§ **What is required**
Your task is to copy each line that has the word "TradingView".

Figure record extracts:

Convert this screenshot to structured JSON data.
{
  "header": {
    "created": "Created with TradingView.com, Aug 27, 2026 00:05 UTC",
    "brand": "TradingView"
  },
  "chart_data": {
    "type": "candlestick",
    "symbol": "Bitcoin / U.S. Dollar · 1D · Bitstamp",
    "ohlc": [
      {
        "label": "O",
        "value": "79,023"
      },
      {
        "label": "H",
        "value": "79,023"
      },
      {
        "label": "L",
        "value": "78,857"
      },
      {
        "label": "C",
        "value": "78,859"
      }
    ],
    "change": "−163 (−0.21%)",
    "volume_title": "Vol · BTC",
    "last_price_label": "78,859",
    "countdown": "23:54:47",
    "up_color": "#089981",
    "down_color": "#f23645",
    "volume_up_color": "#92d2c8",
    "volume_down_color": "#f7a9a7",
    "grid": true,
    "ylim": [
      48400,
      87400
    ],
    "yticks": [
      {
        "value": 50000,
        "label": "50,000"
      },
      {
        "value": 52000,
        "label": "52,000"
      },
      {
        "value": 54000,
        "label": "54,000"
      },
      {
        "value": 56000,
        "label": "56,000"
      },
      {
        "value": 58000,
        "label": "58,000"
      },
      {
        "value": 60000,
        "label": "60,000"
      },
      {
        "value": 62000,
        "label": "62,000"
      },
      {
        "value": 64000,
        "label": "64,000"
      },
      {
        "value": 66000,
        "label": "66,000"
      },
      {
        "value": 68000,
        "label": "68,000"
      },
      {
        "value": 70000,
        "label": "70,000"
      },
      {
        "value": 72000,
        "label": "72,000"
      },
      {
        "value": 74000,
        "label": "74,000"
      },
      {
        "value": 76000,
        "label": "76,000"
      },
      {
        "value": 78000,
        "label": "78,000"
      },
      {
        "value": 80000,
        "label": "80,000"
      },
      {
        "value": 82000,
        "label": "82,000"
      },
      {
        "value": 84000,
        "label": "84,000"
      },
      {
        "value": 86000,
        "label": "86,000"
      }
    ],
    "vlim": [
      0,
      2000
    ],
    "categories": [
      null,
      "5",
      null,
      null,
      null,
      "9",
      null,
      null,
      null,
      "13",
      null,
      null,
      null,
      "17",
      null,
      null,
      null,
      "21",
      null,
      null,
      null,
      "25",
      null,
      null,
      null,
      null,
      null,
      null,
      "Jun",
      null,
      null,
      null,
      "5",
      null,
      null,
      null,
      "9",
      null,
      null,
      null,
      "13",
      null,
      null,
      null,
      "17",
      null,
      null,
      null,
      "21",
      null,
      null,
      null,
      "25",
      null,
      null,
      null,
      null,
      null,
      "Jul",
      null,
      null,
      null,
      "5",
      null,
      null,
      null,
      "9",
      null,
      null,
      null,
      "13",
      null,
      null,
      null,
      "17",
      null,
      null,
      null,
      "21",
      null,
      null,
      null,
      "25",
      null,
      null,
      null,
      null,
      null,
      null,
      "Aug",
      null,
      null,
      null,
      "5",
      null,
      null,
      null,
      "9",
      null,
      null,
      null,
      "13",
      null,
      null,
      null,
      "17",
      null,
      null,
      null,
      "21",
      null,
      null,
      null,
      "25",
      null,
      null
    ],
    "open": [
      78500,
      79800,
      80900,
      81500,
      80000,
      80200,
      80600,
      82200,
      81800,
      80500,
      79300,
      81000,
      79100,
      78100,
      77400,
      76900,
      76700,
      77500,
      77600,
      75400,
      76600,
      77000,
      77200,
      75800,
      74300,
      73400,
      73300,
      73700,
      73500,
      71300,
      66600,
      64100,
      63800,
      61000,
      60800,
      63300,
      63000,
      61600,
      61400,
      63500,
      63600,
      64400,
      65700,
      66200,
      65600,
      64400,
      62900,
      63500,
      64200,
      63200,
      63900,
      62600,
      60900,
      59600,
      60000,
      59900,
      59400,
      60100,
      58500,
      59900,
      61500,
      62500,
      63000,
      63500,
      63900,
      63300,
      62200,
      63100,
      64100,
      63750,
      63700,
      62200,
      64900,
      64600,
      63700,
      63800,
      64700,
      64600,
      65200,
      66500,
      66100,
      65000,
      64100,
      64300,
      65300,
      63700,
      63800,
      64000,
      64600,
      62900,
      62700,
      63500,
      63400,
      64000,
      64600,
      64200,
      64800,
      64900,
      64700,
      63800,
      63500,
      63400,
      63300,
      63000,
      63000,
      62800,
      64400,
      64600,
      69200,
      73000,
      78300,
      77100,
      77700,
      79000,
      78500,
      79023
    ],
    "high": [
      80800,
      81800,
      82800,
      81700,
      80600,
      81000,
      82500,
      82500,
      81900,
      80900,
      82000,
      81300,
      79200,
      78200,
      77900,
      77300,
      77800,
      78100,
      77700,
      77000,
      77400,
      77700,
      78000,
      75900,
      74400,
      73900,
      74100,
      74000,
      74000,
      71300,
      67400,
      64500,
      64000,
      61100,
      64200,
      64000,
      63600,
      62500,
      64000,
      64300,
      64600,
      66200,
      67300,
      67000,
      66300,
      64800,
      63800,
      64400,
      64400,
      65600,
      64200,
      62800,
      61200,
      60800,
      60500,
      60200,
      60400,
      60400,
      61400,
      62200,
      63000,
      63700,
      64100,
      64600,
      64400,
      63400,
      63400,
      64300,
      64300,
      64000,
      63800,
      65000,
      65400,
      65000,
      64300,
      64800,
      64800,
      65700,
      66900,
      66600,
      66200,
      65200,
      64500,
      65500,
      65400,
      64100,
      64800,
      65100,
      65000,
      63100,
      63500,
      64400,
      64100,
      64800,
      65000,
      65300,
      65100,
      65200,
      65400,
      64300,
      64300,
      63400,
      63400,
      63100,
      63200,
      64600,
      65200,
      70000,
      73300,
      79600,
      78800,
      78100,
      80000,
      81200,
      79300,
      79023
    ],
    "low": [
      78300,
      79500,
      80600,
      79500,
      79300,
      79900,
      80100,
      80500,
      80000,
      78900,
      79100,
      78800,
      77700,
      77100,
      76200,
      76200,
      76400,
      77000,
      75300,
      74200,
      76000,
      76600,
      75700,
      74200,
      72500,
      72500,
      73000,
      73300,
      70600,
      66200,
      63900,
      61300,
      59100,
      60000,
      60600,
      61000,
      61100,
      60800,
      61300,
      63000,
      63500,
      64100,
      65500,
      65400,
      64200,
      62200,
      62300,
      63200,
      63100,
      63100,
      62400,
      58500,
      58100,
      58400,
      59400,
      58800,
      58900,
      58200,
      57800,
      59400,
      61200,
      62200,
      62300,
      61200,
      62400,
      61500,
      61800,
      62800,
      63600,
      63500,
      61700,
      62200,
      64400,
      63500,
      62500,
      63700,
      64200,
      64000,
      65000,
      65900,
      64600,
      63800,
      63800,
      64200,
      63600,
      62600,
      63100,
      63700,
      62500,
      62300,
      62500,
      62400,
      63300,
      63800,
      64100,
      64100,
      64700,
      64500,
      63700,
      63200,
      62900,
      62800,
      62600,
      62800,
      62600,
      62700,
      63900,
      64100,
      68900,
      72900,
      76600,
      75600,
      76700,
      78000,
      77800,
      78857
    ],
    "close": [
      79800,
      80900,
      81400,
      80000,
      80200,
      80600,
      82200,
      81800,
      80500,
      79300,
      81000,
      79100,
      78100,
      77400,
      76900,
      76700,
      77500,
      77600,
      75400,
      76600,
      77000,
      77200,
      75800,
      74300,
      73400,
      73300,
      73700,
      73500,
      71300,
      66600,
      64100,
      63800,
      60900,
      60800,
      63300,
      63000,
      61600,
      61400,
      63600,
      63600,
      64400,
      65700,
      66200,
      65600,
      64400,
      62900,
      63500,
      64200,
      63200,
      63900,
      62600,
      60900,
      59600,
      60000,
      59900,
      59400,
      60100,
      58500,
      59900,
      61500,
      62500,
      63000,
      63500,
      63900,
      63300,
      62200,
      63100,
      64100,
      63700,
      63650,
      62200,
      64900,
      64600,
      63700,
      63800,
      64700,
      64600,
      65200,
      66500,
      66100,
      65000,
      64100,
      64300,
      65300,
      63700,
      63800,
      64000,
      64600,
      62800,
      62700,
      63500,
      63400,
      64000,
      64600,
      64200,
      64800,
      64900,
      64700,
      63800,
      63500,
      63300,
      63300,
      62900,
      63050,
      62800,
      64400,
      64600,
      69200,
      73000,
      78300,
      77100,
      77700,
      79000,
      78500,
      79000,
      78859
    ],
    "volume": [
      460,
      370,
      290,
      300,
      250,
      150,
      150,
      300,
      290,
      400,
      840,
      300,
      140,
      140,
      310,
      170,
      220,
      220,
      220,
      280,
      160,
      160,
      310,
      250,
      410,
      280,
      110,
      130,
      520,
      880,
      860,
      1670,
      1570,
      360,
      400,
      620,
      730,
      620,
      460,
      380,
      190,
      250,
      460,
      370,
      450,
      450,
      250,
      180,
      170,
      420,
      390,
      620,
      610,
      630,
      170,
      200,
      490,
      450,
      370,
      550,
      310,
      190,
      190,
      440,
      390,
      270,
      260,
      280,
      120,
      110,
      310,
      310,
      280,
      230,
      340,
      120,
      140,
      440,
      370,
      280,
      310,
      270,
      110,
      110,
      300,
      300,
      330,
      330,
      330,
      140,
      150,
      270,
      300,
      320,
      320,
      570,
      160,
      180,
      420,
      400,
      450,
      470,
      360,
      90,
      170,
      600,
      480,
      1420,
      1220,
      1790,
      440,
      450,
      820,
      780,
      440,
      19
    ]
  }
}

§ **Final result**
    "created": "Created with TradingView.com, Aug 27, 2026 00:05 UTC",
    "brand": "TradingView"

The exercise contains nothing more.